Goal of the exercise:
Repeat the records verbatim and leave the pictures out of your copy.

* BEGIN Input rows *

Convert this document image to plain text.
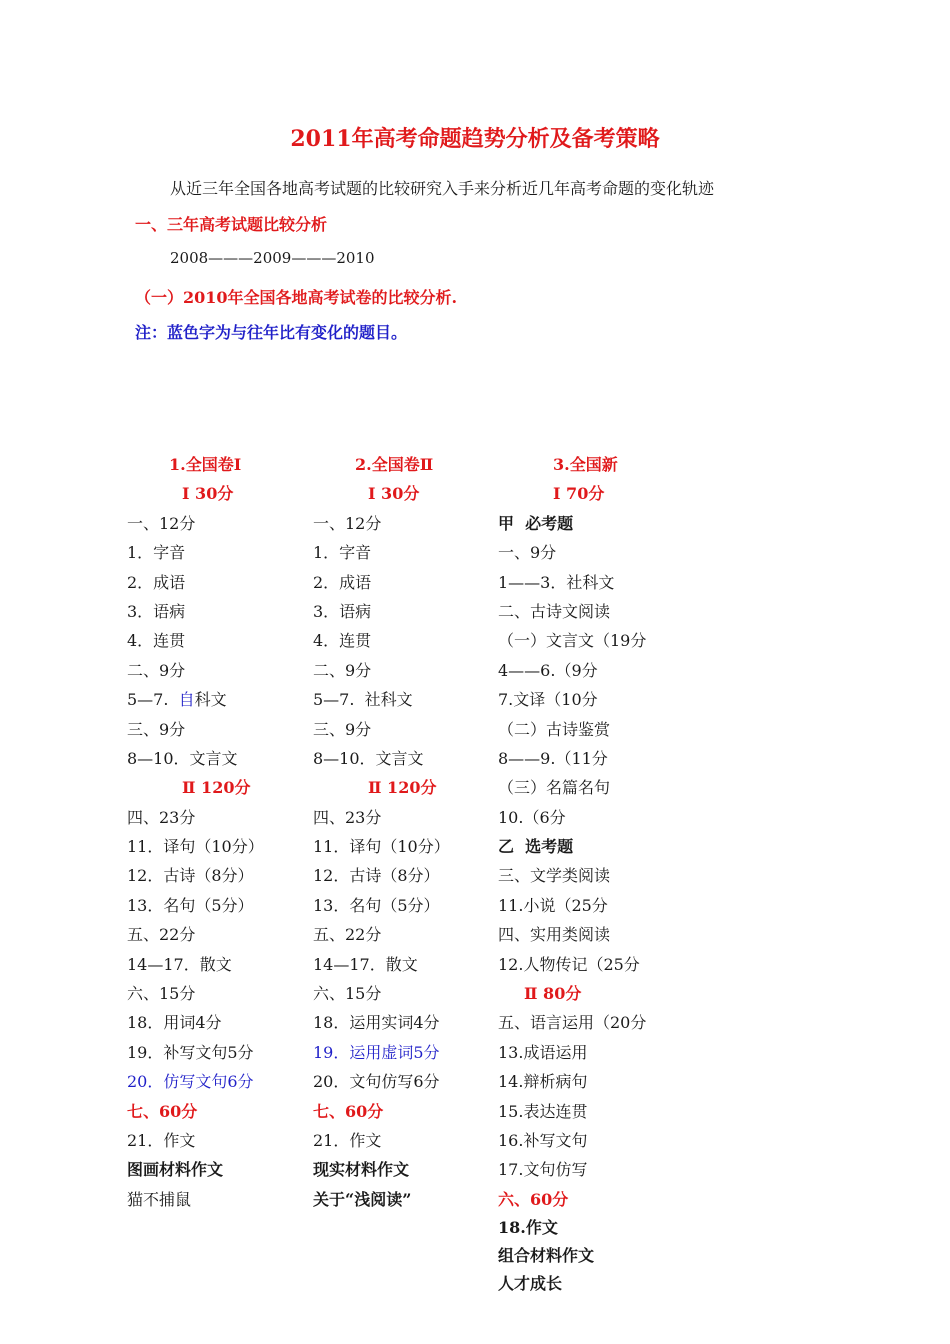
2011年高考命题趋势分析及备考策略
从近三年全国各地高考试题的比较研究入手来分析近几年高考命题的变化轨迹
一、三年高考试题比较分析
2008———2009———2010
（一）2010年全国各地高考试卷的比较分析.
注：蓝色字为与往年比有变化的题目。
1.全国卷Ⅰ
Ⅰ 30分
一、12分
1．字音
2．成语
3．语病
4．连贯
二、9分
5—7.  自科文
三、9分
8—10．文言文
Ⅱ 120分
四、23分
11．译句（10分）
12．古诗（8分）
13．名句（5分）
五、22分
14—17．散文
六、15分
18．用词4分
19．补写文句5分
20．仿写文句6分
七、60分
21．作文
图画材料作文
猫不捕鼠
2.全国卷Ⅱ
Ⅰ 30分
一、12分
1．字音
2．成语
3．语病
4．连贯
二、9分
5—7.  社科文
三、9分
8—10．文言文
Ⅱ 120分
四、23分
11．译句（10分）
12．古诗（8分）
13．名句（5分）
五、22分
14—17．散文
六、15分
18．运用实词4分
19．运用虚词5分
20．文句仿写6分
七、60分
21．作文
现实材料作文
关于“浅阅读”
3.全国新
Ⅰ 70分
甲  必考题
一、9分
1——3．社科文
二、古诗文阅读
（一）文言文（19分
4——6.（9分
7.文译（10分
（二）古诗鉴赏
8——9.（11分
（三）名篇名句
10.（6分
乙  选考题
三、文学类阅读
11.小说（25分
四、实用类阅读
12.人物传记（25分
Ⅱ 80分
五、语言运用（20分
13.成语运用
14.辩析病句
15.表达连贯
16.补写文句
17.文句仿写
六、60分
18.作文
组合材料作文
人才成长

* END Input rows *

Solution:
Convert this document image to plain text.
2011年高考命题趋势分析及备考策略
从近三年全国各地高考试题的比较研究入手来分析近几年高考命题的变化轨迹
一、三年高考试题比较分析
2008———2009———2010
（一）2010年全国各地高考试卷的比较分析.
注：蓝色字为与往年比有变化的题目。
1.全国卷Ⅰ
Ⅰ 30分
一、12分
1．字音
2．成语
3．语病
4．连贯
二、9分
5—7.  自科文
三、9分
8—10．文言文
Ⅱ 120分
四、23分
11．译句（10分）
12．古诗（8分）
13．名句（5分）
五、22分
14—17．散文
六、15分
18．用词4分
19．补写文句5分
20．仿写文句6分
七、60分
21．作文
图画材料作文
猫不捕鼠
2.全国卷Ⅱ
Ⅰ 30分
一、12分
1．字音
2．成语
3．语病
4．连贯
二、9分
5—7.  社科文
三、9分
8—10．文言文
Ⅱ 120分
四、23分
11．译句（10分）
12．古诗（8分）
13．名句（5分）
五、22分
14—17．散文
六、15分
18．运用实词4分
19．运用虚词5分
20．文句仿写6分
七、60分
21．作文
现实材料作文
关于“浅阅读”
3.全国新
Ⅰ 70分
甲  必考题
一、9分
1——3．社科文
二、古诗文阅读
（一）文言文（19分
4——6.（9分
7.文译（10分
（二）古诗鉴赏
8——9.（11分
（三）名篇名句
10.（6分
乙  选考题
三、文学类阅读
11.小说（25分
四、实用类阅读
12.人物传记（25分
Ⅱ 80分
五、语言运用（20分
13.成语运用
14.辩析病句
15.表达连贯
16.补写文句
17.文句仿写
六、60分
18.作文
组合材料作文
人才成长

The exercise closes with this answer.